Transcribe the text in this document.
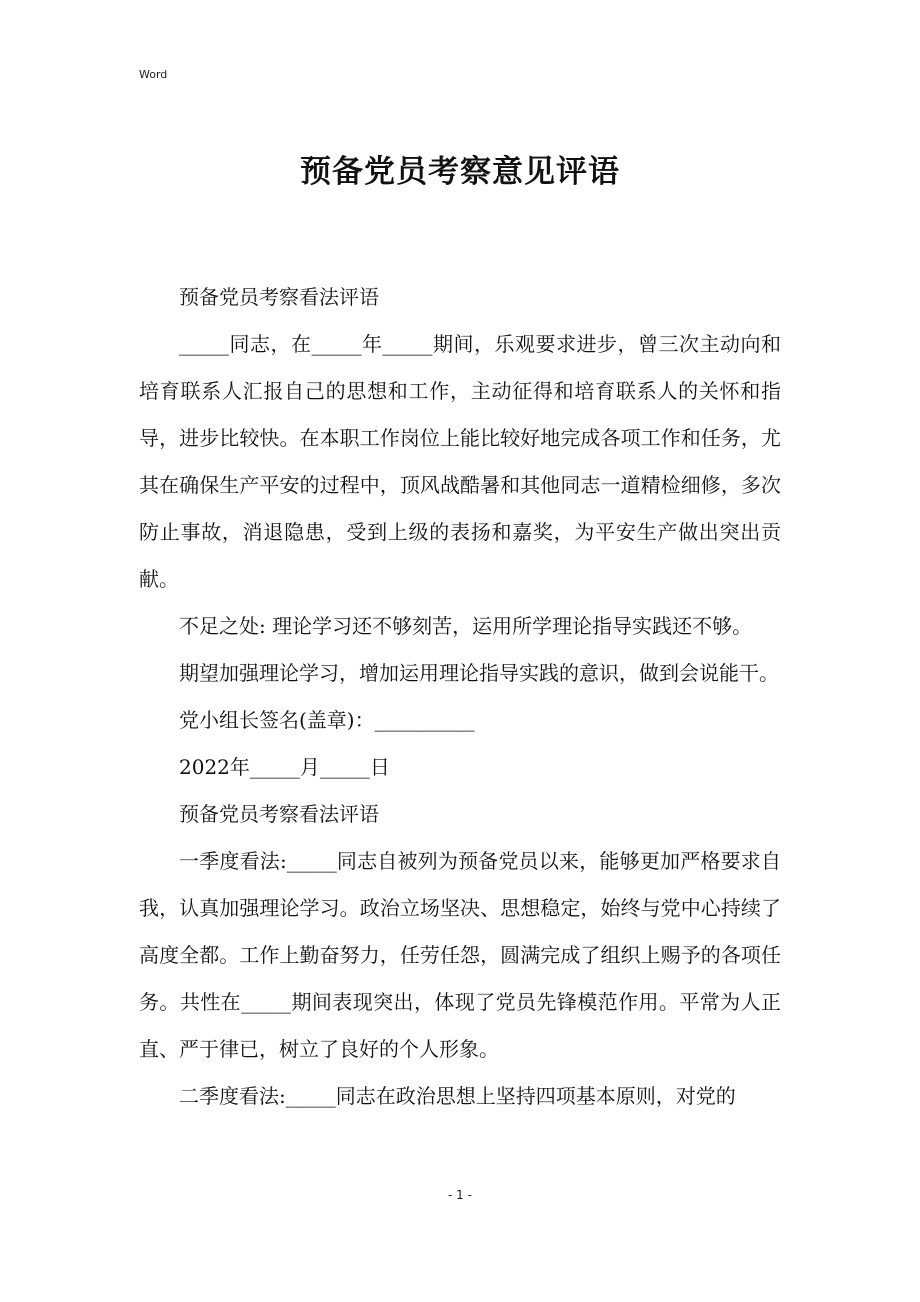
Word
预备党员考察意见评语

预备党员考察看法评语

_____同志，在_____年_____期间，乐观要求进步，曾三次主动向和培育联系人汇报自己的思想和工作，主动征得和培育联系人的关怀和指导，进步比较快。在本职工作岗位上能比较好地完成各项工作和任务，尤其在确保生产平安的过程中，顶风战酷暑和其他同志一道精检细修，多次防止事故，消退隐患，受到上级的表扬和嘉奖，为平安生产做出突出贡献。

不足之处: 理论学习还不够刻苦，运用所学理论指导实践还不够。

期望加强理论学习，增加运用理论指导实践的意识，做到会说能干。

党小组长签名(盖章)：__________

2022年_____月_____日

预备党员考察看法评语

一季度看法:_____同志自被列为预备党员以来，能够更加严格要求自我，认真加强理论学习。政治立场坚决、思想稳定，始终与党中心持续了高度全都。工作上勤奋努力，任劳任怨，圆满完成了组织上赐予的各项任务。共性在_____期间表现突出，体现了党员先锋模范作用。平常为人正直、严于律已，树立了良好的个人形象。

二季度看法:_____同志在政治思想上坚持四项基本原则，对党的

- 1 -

---

» WHAT TO WORK ON
Make an exact copy of the data, leaving its pictures out.

» WRITTEN REPLY
Transcribe the text in this document.
Word
预备党员考察意见评语

预备党员考察看法评语

_____同志，在_____年_____期间，乐观要求进步，曾三次主动向和培育联系人汇报自己的思想和工作，主动征得和培育联系人的关怀和指导，进步比较快。在本职工作岗位上能比较好地完成各项工作和任务，尤其在确保生产平安的过程中，顶风战酷暑和其他同志一道精检细修，多次防止事故，消退隐患，受到上级的表扬和嘉奖，为平安生产做出突出贡献。

不足之处: 理论学习还不够刻苦，运用所学理论指导实践还不够。

期望加强理论学习，增加运用理论指导实践的意识，做到会说能干。

党小组长签名(盖章)：__________

2022年_____月_____日

预备党员考察看法评语

一季度看法:_____同志自被列为预备党员以来，能够更加严格要求自我，认真加强理论学习。政治立场坚决、思想稳定，始终与党中心持续了高度全都。工作上勤奋努力，任劳任怨，圆满完成了组织上赐予的各项任务。共性在_____期间表现突出，体现了党员先锋模范作用。平常为人正直、严于律已，树立了良好的个人形象。

二季度看法:_____同志在政治思想上坚持四项基本原则，对党的

- 1 -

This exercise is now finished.